*EXERCISE REQUIREMENTS*: Reply with only the number of lines that contain the string "sistema".

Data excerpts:
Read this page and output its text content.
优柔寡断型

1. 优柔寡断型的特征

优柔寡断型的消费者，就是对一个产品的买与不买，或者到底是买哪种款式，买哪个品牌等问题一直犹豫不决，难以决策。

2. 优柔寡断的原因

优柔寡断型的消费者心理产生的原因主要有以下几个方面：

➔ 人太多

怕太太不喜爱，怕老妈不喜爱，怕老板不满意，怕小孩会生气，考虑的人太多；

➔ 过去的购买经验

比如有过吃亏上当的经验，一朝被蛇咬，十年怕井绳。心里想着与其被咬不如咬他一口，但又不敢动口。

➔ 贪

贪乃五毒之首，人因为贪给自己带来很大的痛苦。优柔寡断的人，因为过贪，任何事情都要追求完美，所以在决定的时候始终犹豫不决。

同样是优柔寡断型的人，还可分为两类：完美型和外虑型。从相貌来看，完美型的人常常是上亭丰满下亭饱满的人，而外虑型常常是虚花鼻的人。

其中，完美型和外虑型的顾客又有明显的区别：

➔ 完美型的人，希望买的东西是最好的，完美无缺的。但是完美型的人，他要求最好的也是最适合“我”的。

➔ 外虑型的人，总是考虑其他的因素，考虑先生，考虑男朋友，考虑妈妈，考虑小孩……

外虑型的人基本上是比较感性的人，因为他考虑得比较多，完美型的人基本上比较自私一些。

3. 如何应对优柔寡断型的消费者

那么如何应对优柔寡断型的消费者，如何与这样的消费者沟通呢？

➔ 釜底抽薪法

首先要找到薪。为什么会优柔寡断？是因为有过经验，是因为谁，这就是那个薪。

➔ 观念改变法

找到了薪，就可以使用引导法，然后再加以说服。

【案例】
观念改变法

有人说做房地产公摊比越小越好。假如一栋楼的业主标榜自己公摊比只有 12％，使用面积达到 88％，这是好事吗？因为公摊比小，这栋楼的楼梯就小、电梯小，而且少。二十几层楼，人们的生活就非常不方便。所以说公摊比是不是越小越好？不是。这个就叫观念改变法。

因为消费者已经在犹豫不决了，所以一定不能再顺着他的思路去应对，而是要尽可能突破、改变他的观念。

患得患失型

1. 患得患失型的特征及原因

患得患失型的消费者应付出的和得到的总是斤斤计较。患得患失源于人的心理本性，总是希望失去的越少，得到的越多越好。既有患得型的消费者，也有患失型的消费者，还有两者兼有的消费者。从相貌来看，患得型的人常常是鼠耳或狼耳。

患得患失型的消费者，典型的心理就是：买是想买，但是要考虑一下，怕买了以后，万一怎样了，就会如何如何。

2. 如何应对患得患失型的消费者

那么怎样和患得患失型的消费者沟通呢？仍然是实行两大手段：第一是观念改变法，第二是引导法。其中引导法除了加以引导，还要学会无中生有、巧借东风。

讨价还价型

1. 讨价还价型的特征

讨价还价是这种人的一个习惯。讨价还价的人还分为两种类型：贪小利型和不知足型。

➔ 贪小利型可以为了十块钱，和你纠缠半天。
...
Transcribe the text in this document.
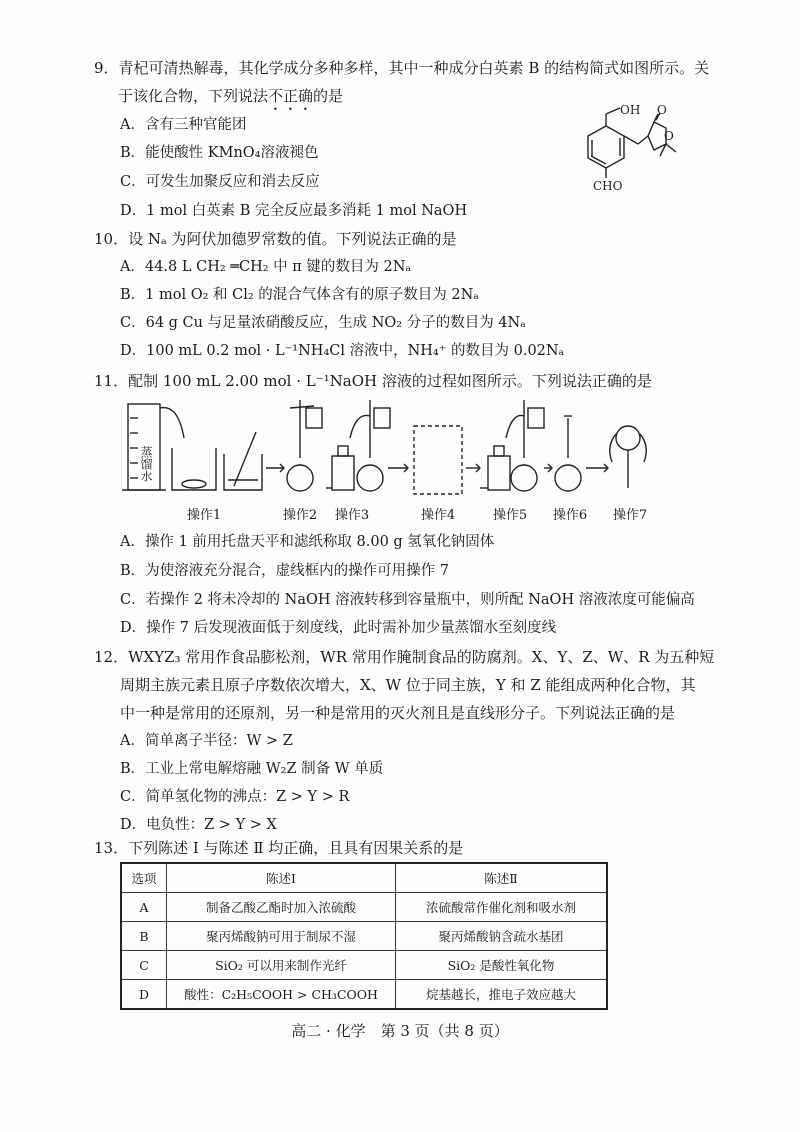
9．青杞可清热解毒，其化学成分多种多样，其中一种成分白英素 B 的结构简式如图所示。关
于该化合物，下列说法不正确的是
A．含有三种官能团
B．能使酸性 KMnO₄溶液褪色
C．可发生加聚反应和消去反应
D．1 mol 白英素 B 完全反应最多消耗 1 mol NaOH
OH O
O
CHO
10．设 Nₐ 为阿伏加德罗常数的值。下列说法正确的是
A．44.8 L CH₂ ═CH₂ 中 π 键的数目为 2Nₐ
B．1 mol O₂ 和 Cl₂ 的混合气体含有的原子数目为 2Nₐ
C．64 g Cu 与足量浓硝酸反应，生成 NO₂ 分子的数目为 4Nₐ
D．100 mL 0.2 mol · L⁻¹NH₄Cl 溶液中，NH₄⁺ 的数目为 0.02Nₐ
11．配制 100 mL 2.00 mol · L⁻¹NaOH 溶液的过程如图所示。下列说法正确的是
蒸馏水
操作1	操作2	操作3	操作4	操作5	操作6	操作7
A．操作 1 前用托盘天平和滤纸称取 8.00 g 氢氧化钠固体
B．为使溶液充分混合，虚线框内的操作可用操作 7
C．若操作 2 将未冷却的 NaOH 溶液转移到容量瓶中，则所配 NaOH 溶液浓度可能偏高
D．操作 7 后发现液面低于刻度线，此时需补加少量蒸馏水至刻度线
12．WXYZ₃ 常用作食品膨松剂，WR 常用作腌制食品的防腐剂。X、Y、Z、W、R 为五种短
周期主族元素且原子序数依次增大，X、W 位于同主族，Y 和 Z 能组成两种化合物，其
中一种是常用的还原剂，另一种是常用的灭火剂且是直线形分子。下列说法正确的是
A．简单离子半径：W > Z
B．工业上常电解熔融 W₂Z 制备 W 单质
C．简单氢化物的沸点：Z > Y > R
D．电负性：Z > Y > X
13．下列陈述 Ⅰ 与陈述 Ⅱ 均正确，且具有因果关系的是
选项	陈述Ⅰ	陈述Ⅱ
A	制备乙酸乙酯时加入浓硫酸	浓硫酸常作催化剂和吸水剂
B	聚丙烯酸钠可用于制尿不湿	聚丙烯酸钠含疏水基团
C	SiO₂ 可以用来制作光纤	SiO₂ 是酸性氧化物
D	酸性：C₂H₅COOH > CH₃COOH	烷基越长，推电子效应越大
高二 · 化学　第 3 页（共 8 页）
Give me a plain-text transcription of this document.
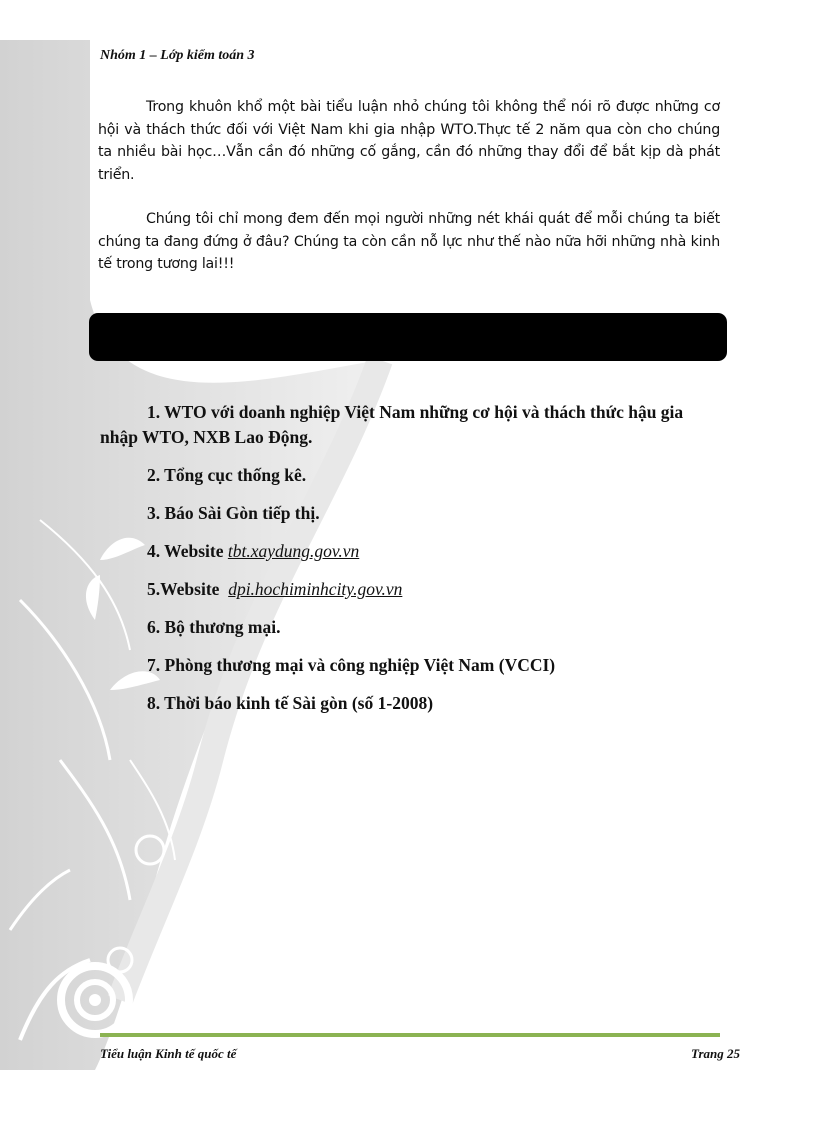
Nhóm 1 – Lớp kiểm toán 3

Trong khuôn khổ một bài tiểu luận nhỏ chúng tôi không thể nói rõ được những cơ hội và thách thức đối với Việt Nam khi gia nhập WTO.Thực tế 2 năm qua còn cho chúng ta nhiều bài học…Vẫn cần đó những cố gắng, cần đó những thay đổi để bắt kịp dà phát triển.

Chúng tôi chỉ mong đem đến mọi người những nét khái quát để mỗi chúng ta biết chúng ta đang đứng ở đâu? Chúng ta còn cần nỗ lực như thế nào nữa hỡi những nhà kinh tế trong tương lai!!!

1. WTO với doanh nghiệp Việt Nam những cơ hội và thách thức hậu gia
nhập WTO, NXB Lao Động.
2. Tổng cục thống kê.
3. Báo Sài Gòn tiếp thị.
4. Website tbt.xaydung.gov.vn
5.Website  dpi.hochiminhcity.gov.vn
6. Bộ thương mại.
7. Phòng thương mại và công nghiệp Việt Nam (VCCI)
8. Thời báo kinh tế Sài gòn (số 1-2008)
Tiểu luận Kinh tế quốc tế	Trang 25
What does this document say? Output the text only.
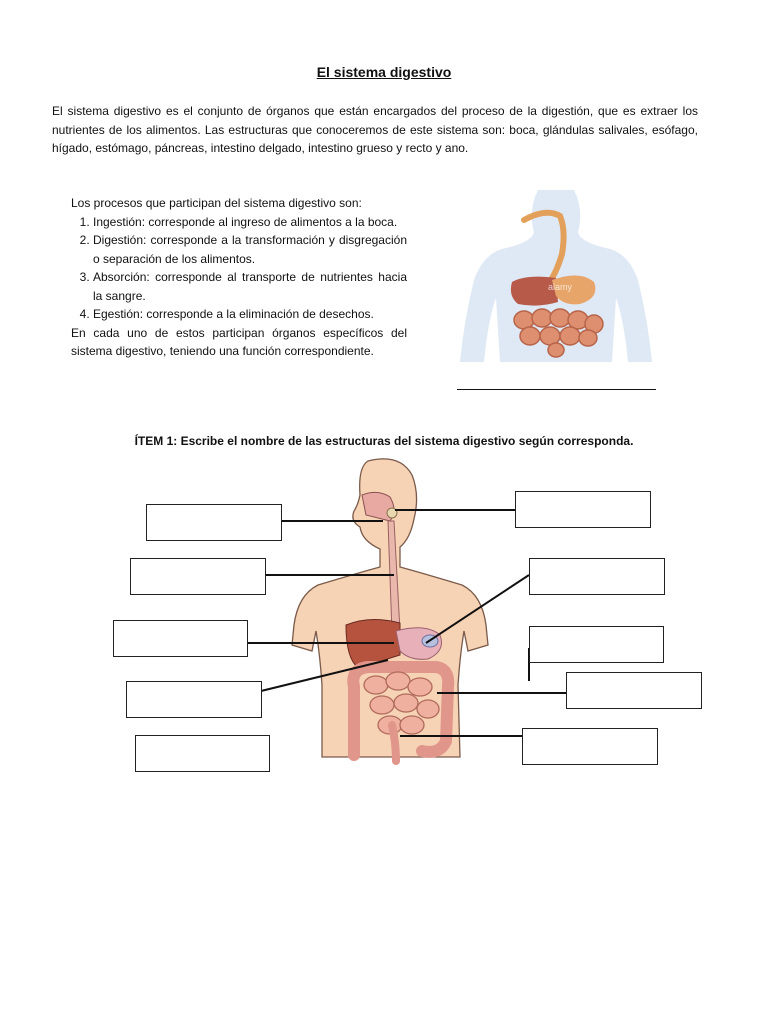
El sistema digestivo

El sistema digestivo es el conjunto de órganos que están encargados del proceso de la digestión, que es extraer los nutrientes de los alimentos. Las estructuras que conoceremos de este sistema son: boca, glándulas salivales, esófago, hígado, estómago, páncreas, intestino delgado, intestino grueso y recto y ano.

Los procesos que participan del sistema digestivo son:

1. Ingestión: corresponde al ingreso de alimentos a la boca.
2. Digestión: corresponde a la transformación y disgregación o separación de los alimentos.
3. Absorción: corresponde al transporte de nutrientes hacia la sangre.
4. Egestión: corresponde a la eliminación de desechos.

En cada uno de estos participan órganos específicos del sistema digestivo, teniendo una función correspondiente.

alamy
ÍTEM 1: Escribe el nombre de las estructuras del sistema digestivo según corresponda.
--
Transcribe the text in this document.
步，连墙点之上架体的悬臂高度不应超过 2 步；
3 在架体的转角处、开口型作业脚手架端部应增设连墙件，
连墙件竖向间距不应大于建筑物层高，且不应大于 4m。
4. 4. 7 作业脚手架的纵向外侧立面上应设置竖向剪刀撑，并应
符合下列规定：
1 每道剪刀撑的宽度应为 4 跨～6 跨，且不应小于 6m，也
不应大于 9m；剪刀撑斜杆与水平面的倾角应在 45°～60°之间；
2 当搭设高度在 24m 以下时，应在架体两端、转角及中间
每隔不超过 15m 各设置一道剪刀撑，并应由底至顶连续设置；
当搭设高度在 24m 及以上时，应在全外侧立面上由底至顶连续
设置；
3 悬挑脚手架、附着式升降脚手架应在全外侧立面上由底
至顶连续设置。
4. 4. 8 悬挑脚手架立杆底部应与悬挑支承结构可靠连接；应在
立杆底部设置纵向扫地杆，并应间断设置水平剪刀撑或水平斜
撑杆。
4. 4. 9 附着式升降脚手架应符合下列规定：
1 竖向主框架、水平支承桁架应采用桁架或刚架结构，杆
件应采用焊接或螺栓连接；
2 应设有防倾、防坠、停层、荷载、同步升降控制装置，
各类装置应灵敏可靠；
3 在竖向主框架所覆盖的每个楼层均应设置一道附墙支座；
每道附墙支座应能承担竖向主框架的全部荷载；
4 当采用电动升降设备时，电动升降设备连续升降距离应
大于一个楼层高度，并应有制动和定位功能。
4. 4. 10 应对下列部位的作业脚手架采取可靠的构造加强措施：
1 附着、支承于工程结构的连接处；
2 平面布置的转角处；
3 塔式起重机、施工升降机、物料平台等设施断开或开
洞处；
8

*WRITTEN SOLUTION*: 5